→ **EXERCISE DETAILS**
Rewrite the rows below, replacing "elements" with "items" and changing nothing else. Leave the pictures out of your answer.

→ **ITEMS**
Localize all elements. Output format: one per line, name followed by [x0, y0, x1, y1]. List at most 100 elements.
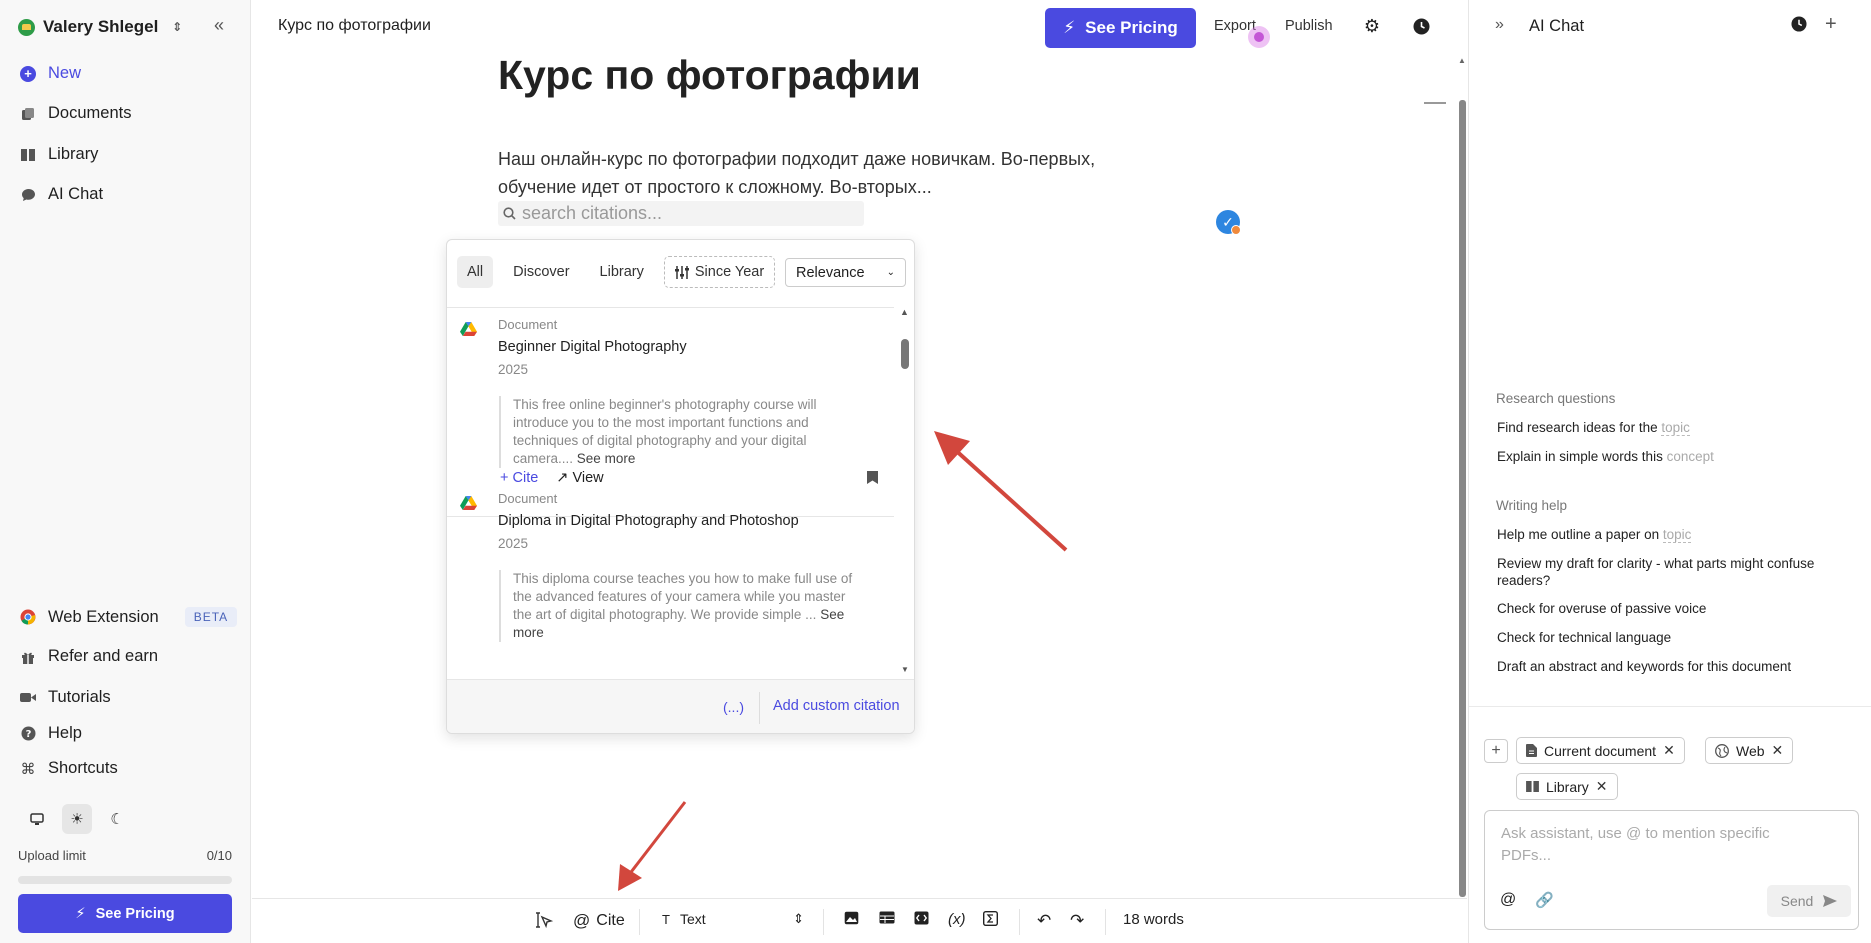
document-title-breadcrumb[interactable]: Курс по фотографии [278, 17, 431, 35]
suggestion-review-draft[interactable]: Review my draft for clarity - what parts… [1497, 555, 1857, 589]
chip-library[interactable]: Library ✕ [1516, 773, 1618, 800]
attach-link-icon[interactable]: 🔗 [1535, 891, 1554, 909]
outline-toggle[interactable] [1424, 102, 1446, 104]
paragraph-line: Наш онлайн-курс по фотографии подходит д… [498, 149, 1096, 169]
video-icon [20, 690, 36, 706]
history-clock-icon[interactable] [1411, 16, 1431, 36]
sort-select[interactable]: Relevance ⌄ [785, 258, 906, 287]
mention-at-icon[interactable]: @ [1500, 891, 1516, 909]
variable-icon[interactable]: (x) [948, 911, 966, 928]
tab-library[interactable]: Library [590, 256, 654, 288]
cite-toolbar-button[interactable]: @ Cite [573, 911, 625, 931]
send-button-label: Send [1780, 893, 1814, 909]
citation-search-input[interactable]: search citations... [498, 201, 864, 226]
plus-circle-icon: + [20, 65, 36, 82]
monitor-icon[interactable] [22, 804, 52, 834]
remove-x-icon[interactable]: ✕ [1596, 778, 1608, 795]
sidebar-item-refer[interactable]: Refer and earn [20, 647, 158, 666]
document-paragraph[interactable]: Наш онлайн-курс по фотографии подходит д… [498, 146, 1158, 201]
sidebar-item-shortcuts[interactable]: ⌘ Shortcuts [20, 759, 118, 778]
ai-cursor-icon[interactable] [536, 911, 554, 929]
gift-icon [20, 649, 36, 665]
main-scrollbar[interactable]: ▲ [1458, 56, 1466, 899]
undo-icon[interactable]: ↶ [1037, 911, 1051, 931]
upload-limit-label: Upload limit [18, 848, 86, 863]
table-icon[interactable] [879, 911, 895, 924]
upload-limit-count: 0/10 [206, 848, 232, 863]
citation-results-list: Document Beginner Digital Photography 20… [447, 307, 894, 679]
document-heading[interactable]: Курс по фотографии [498, 52, 921, 99]
suggestion-research-ideas[interactable]: Find research ideas for the topic [1497, 419, 1857, 436]
ai-chat-panel: » AI Chat + Research questions Find rese… [1468, 0, 1871, 943]
see-pricing-sidebar-button[interactable]: ⚡ See Pricing [18, 894, 232, 933]
settings-gear-icon[interactable]: ⚙ [1362, 16, 1382, 36]
remove-x-icon[interactable]: ✕ [1663, 742, 1675, 759]
scroll-up-icon[interactable]: ▲ [900, 307, 909, 317]
sidebar-item-help[interactable]: ? Help [20, 724, 82, 743]
send-button[interactable]: Send [1767, 885, 1851, 917]
chip-label: Web [1736, 742, 1765, 759]
grammar-check-icon[interactable]: ✓ [1216, 210, 1241, 235]
view-button[interactable]: ↗ View [556, 470, 603, 486]
help-icon: ? [20, 726, 36, 742]
sidebar-item-new[interactable]: + New [20, 64, 81, 83]
chip-label: Library [1546, 778, 1589, 795]
add-context-button[interactable]: + [1484, 739, 1508, 763]
suggestion-hint: concept [1666, 449, 1714, 464]
library-icon [20, 147, 36, 163]
upload-limit: Upload limit 0/10 [18, 848, 232, 863]
sidebar-item-tutorials[interactable]: Tutorials [20, 688, 111, 707]
since-year-filter[interactable]: Since Year [663, 256, 776, 288]
suggestion-technical-language[interactable]: Check for technical language [1497, 629, 1857, 646]
suggestion-abstract-keywords[interactable]: Draft an abstract and keywords for this … [1497, 658, 1857, 675]
sun-icon[interactable]: ☀ [62, 804, 92, 834]
result-actions: + Cite ↗ View [500, 470, 604, 486]
tab-all[interactable]: All [457, 256, 494, 288]
suggestion-explain-concept[interactable]: Explain in simple words this concept [1497, 448, 1857, 465]
new-chat-plus-icon[interactable]: + [1825, 13, 1837, 36]
suggestion-outline[interactable]: Help me outline a paper on topic [1497, 526, 1857, 543]
results-scrollbar[interactable]: ▲ ▼ [900, 307, 910, 679]
sidebar-item-label: AI Chat [48, 185, 104, 203]
image-icon[interactable] [844, 911, 859, 925]
chat-history-clock-icon[interactable] [1791, 16, 1807, 37]
text-style-select[interactable]: T Text ⇕ [662, 911, 804, 927]
scrollbar-thumb[interactable] [1459, 100, 1466, 897]
see-more-link[interactable]: See more [577, 451, 636, 466]
formula-sigma-icon[interactable] [983, 911, 998, 926]
publish-button[interactable]: Publish [1285, 18, 1333, 34]
text-type-icon: T [662, 911, 670, 927]
scrollbar-thumb[interactable] [901, 339, 909, 369]
custom-citation-bracket-icon[interactable]: (...) [723, 699, 744, 715]
abstract-line: camera.... [513, 451, 574, 466]
paragraph-line: обучение идет от простого к сложному. Во… [498, 176, 932, 197]
chip-current-document[interactable]: Current document ✕ [1516, 737, 1685, 764]
see-pricing-header-button[interactable]: ⚡ See Pricing [1045, 8, 1196, 48]
moon-icon[interactable]: ☾ [102, 804, 132, 834]
sidebar-item-documents[interactable]: Documents [20, 104, 131, 123]
ask-assistant-placeholder: Ask assistant, use @ to mention specific… [1501, 825, 1770, 864]
sidebar-item-web-extension[interactable]: Web Extension BETA [20, 607, 238, 627]
suggestion-passive-voice[interactable]: Check for overuse of passive voice [1497, 600, 1857, 617]
scroll-up-icon[interactable]: ▲ [1458, 56, 1466, 65]
panel-divider [1469, 706, 1871, 707]
code-block-icon[interactable] [914, 911, 929, 925]
chip-web[interactable]: Web ✕ [1705, 737, 1794, 764]
documents-icon [20, 106, 36, 122]
redo-icon[interactable]: ↷ [1070, 911, 1084, 931]
collapse-sidebar-icon[interactable]: « [214, 15, 224, 36]
add-custom-citation-button[interactable]: Add custom citation [773, 698, 900, 714]
chrome-icon [20, 609, 36, 625]
tab-discover[interactable]: Discover [503, 256, 579, 288]
scroll-down-icon[interactable]: ▼ [901, 665, 909, 674]
sidebar-item-ai-chat[interactable]: AI Chat [20, 185, 103, 204]
expand-panel-icon[interactable]: » [1495, 16, 1504, 34]
cite-button[interactable]: + Cite [500, 470, 538, 486]
send-arrow-icon [1823, 895, 1838, 907]
workspace-switcher[interactable]: Valery Shlegel ⇕ [18, 16, 182, 38]
sidebar-item-library[interactable]: Library [20, 145, 98, 164]
ask-assistant-input[interactable]: Ask assistant, use @ to mention specific… [1484, 810, 1859, 930]
remove-x-icon[interactable]: ✕ [1772, 742, 1784, 759]
bookmark-icon[interactable] [867, 471, 878, 487]
filter-sliders-icon [674, 265, 689, 279]
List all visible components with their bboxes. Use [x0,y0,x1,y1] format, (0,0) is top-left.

→ **EXERCISE OUTPUT**
Localize all items. Output format: one per line, name followed by [x0, y0, x1, y1]. List at most 100 items.
document-title-breadcrumb[interactable]: Курс по фотографии [278, 17, 431, 35]
suggestion-review-draft[interactable]: Review my draft for clarity - what parts… [1497, 555, 1857, 589]
chip-library[interactable]: Library ✕ [1516, 773, 1618, 800]
attach-link-icon[interactable]: 🔗 [1535, 891, 1554, 909]
outline-toggle[interactable] [1424, 102, 1446, 104]
paragraph-line: Наш онлайн-курс по фотографии подходит д… [498, 149, 1096, 169]
video-icon [20, 690, 36, 706]
history-clock-icon[interactable] [1411, 16, 1431, 36]
sort-select[interactable]: Relevance ⌄ [785, 258, 906, 287]
mention-at-icon[interactable]: @ [1500, 891, 1516, 909]
variable-icon[interactable]: (x) [948, 911, 966, 928]
tab-library[interactable]: Library [590, 256, 654, 288]
cite-toolbar-button[interactable]: @ Cite [573, 911, 625, 931]
send-button-label: Send [1780, 893, 1814, 909]
citation-search-input[interactable]: search citations... [498, 201, 864, 226]
plus-circle-icon: + [20, 65, 36, 82]
monitor-icon[interactable] [22, 804, 52, 834]
remove-x-icon[interactable]: ✕ [1596, 778, 1608, 795]
sidebar-item-refer[interactable]: Refer and earn [20, 647, 158, 666]
document-paragraph[interactable]: Наш онлайн-курс по фотографии подходит д… [498, 146, 1158, 201]
sidebar-item-shortcuts[interactable]: ⌘ Shortcuts [20, 759, 118, 778]
ai-cursor-icon[interactable] [536, 911, 554, 929]
gift-icon [20, 649, 36, 665]
main-scrollbar[interactable]: ▲ [1458, 56, 1466, 899]
undo-icon[interactable]: ↶ [1037, 911, 1051, 931]
upload-limit-label: Upload limit [18, 848, 86, 863]
table-icon[interactable] [879, 911, 895, 924]
upload-limit-count: 0/10 [206, 848, 232, 863]
citation-results-list: Document Beginner Digital Photography 20… [447, 307, 894, 679]
document-heading[interactable]: Курс по фотографии [498, 52, 921, 99]
suggestion-research-ideas[interactable]: Find research ideas for the topic [1497, 419, 1857, 436]
ai-chat-panel: » AI Chat + Research questions Find rese… [1468, 0, 1871, 943]
see-pricing-sidebar-button[interactable]: ⚡ See Pricing [18, 894, 232, 933]
settings-gear-icon[interactable]: ⚙ [1362, 16, 1382, 36]
remove-x-icon[interactable]: ✕ [1663, 742, 1675, 759]
scroll-up-icon[interactable]: ▲ [900, 307, 909, 317]
sidebar-item-help[interactable]: ? Help [20, 724, 82, 743]
send-button[interactable]: Send [1767, 885, 1851, 917]
chip-label: Web [1736, 742, 1765, 759]
grammar-check-icon[interactable]: ✓ [1216, 210, 1241, 235]
view-button[interactable]: ↗ View [556, 470, 603, 486]
help-icon: ? [20, 726, 36, 742]
sidebar-item-new[interactable]: + New [20, 64, 81, 83]
chip-label: Library [1546, 778, 1589, 795]
add-context-button[interactable]: + [1484, 739, 1508, 763]
suggestion-hint: concept [1666, 449, 1714, 464]
library-icon [20, 147, 36, 163]
upload-limit: Upload limit 0/10 [18, 848, 232, 863]
sidebar-item-tutorials[interactable]: Tutorials [20, 688, 111, 707]
since-year-filter[interactable]: Since Year [663, 256, 776, 288]
suggestion-technical-language[interactable]: Check for technical language [1497, 629, 1857, 646]
suggestion-abstract-keywords[interactable]: Draft an abstract and keywords for this … [1497, 658, 1857, 675]
sun-icon[interactable]: ☀ [62, 804, 92, 834]
result-actions: + Cite ↗ View [500, 470, 604, 486]
tab-all[interactable]: All [457, 256, 494, 288]
suggestion-explain-concept[interactable]: Explain in simple words this concept [1497, 448, 1857, 465]
new-chat-plus-icon[interactable]: + [1825, 13, 1837, 36]
suggestion-outline[interactable]: Help me outline a paper on topic [1497, 526, 1857, 543]
results-scrollbar[interactable]: ▲ ▼ [900, 307, 910, 679]
sidebar-item-label: AI Chat [48, 185, 104, 203]
image-icon[interactable] [844, 911, 859, 925]
chat-history-clock-icon[interactable] [1791, 16, 1807, 37]
text-style-select[interactable]: T Text ⇕ [662, 911, 804, 927]
scrollbar-thumb[interactable] [1459, 100, 1466, 897]
see-more-link[interactable]: See more [577, 451, 636, 466]
formula-sigma-icon[interactable] [983, 911, 998, 926]
publish-button[interactable]: Publish [1285, 18, 1333, 34]
text-type-icon: T [662, 911, 670, 927]
scrollbar-thumb[interactable] [901, 339, 909, 369]
custom-citation-bracket-icon[interactable]: (...) [723, 699, 744, 715]
abstract-line: camera.... [513, 451, 574, 466]
paragraph-line: обучение идет от простого к сложному. Во… [498, 176, 932, 197]
chip-current-document[interactable]: Current document ✕ [1516, 737, 1685, 764]
see-pricing-header-button[interactable]: ⚡ See Pricing [1045, 8, 1196, 48]
moon-icon[interactable]: ☾ [102, 804, 132, 834]
sidebar-item-documents[interactable]: Documents [20, 104, 131, 123]
ask-assistant-placeholder: Ask assistant, use @ to mention specific… [1501, 825, 1770, 864]
sidebar-item-web-extension[interactable]: Web Extension BETA [20, 607, 238, 627]
suggestion-passive-voice[interactable]: Check for overuse of passive voice [1497, 600, 1857, 617]
scroll-up-icon[interactable]: ▲ [1458, 56, 1466, 65]
panel-divider [1469, 706, 1871, 707]
code-block-icon[interactable] [914, 911, 929, 925]
chip-web[interactable]: Web ✕ [1705, 737, 1794, 764]
documents-icon [20, 106, 36, 122]
redo-icon[interactable]: ↷ [1070, 911, 1084, 931]
collapse-sidebar-icon[interactable]: « [214, 15, 224, 36]
add-custom-citation-button[interactable]: Add custom citation [773, 698, 900, 714]
chrome-icon [20, 609, 36, 625]
tab-discover[interactable]: Discover [503, 256, 579, 288]
scroll-down-icon[interactable]: ▼ [901, 665, 909, 674]
sidebar-item-ai-chat[interactable]: AI Chat [20, 185, 103, 204]
expand-panel-icon[interactable]: » [1495, 16, 1504, 34]
cite-button[interactable]: + Cite [500, 470, 538, 486]
send-arrow-icon [1823, 895, 1838, 907]
workspace-switcher[interactable]: Valery Shlegel ⇕ [18, 16, 182, 38]
sidebar-item-library[interactable]: Library [20, 145, 98, 164]
ask-assistant-input[interactable]: Ask assistant, use @ to mention specific… [1484, 810, 1859, 930]
remove-x-icon[interactable]: ✕ [1772, 742, 1784, 759]
bookmark-icon[interactable] [867, 471, 878, 487]
filter-sliders-icon [674, 265, 689, 279]
List all visible components with their bboxes. Use [x0,y0,x1,y1] format, (0,0) is top-left.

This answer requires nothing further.